_Task details_: Reply with only the number of lines that contain the string "快速倒置".

:::::

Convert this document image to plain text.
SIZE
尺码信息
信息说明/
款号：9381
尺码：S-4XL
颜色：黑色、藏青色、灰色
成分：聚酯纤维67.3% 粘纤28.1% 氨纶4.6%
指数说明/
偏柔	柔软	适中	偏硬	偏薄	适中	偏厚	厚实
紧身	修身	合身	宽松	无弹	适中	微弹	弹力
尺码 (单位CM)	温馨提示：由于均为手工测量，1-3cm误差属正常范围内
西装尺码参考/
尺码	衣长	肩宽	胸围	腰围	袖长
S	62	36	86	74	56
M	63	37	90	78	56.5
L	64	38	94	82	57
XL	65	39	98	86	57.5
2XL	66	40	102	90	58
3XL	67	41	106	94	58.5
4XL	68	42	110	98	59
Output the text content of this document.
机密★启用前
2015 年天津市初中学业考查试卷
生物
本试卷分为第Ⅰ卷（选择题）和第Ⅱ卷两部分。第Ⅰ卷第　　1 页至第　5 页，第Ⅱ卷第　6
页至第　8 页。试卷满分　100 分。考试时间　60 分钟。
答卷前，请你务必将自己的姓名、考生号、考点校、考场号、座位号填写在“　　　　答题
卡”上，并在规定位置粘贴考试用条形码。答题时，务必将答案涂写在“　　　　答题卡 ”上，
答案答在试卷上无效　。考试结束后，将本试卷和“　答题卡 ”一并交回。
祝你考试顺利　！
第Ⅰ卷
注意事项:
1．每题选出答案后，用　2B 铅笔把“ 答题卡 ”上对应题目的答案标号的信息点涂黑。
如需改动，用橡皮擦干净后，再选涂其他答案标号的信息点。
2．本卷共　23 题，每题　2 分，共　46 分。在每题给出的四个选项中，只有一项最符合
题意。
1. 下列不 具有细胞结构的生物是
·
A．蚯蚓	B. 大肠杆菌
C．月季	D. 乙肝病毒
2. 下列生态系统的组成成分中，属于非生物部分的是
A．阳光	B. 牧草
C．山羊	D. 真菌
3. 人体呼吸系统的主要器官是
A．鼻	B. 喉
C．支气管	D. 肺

:::::

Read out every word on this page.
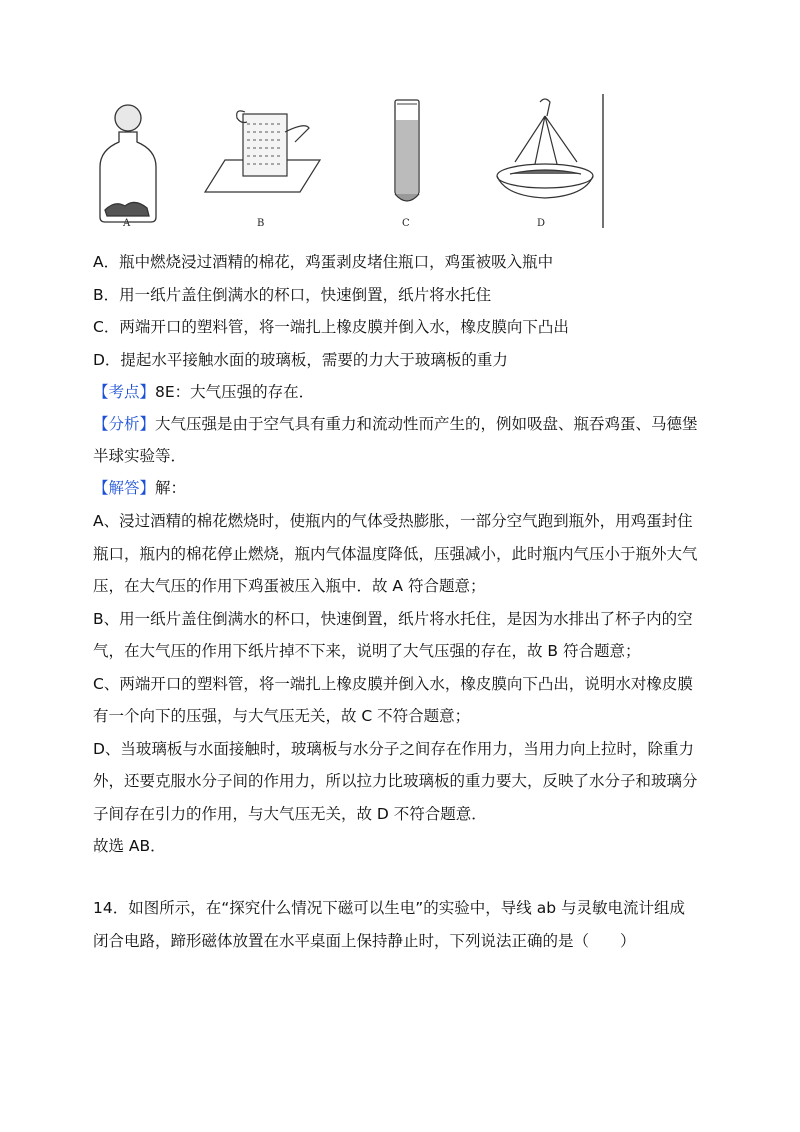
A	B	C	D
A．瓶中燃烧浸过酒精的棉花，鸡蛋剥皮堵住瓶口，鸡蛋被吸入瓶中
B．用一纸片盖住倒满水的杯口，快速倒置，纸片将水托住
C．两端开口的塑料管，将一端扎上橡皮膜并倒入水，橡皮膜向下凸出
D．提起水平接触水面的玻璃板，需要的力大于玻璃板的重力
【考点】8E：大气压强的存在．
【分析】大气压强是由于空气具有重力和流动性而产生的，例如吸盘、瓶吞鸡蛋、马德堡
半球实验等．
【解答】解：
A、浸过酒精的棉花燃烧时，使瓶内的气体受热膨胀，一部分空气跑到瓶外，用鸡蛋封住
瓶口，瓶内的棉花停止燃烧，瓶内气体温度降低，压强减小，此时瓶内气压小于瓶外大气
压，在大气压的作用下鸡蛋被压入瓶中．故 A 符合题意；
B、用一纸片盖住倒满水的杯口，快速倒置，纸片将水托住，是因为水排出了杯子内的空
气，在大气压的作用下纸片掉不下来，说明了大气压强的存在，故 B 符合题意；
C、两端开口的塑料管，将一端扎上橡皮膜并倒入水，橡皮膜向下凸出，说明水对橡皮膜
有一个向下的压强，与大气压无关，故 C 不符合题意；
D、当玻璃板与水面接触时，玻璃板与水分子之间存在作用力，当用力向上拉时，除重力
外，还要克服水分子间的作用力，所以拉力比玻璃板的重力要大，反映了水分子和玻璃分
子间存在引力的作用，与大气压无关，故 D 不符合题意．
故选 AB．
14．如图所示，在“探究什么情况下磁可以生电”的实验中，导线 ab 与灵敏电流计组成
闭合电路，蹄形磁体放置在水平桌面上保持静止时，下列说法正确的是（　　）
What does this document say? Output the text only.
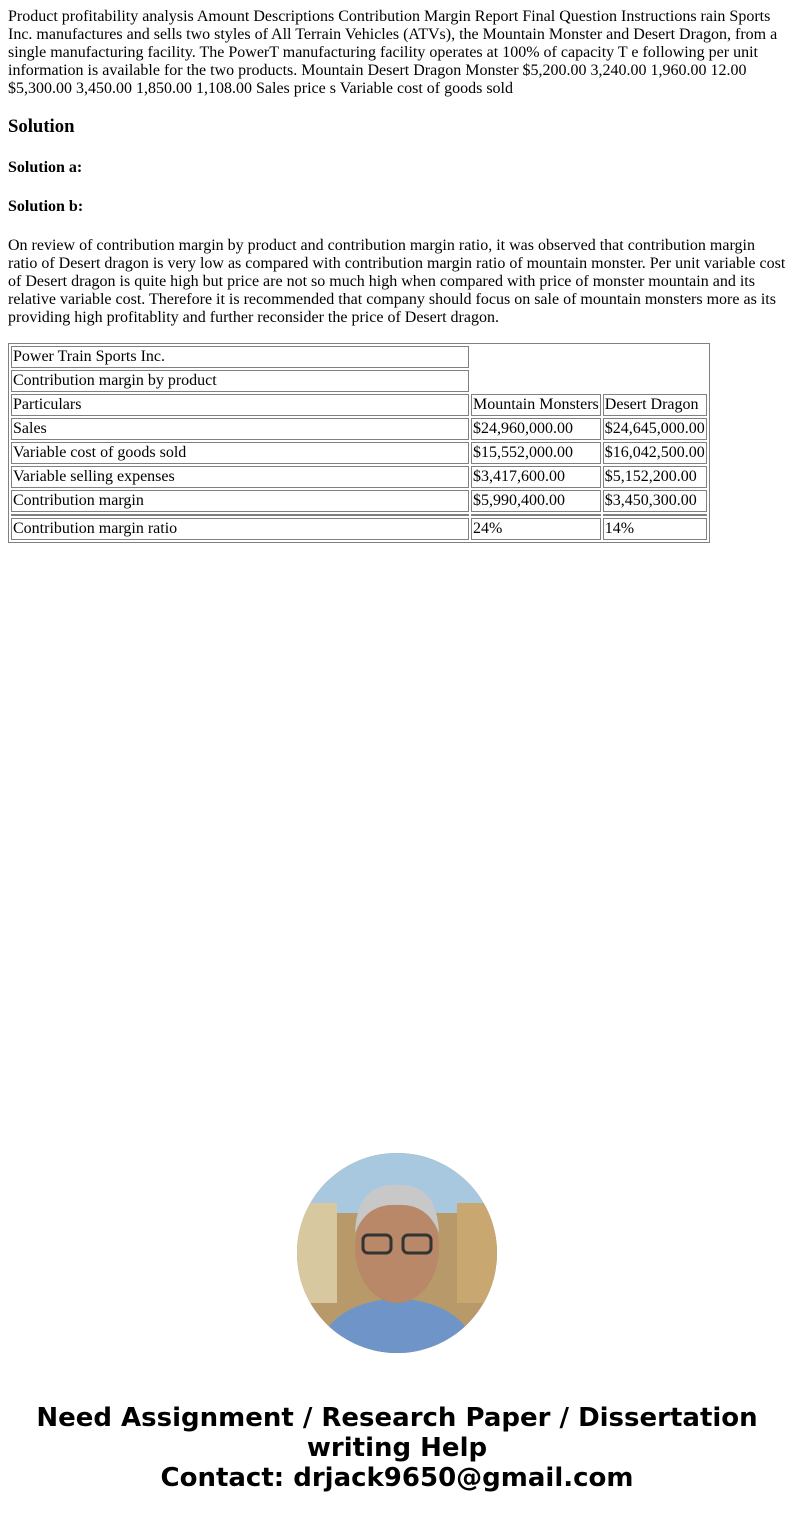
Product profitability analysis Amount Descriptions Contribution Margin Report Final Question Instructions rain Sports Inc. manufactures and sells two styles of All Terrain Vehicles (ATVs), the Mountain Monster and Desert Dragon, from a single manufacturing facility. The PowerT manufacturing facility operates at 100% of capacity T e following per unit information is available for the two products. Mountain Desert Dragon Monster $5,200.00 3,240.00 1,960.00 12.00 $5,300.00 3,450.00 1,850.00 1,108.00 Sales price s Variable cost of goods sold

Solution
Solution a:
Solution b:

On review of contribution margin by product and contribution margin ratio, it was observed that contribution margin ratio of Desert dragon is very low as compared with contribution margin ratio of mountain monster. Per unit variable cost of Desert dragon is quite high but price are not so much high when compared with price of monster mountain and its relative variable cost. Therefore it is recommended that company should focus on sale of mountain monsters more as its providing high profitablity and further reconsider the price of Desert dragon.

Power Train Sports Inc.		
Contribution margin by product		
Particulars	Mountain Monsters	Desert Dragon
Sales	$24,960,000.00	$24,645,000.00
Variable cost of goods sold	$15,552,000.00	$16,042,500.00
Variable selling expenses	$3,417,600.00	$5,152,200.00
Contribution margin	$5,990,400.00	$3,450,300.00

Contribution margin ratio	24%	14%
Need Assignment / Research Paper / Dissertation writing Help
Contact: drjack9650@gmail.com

:::::

_Result for this task_: 2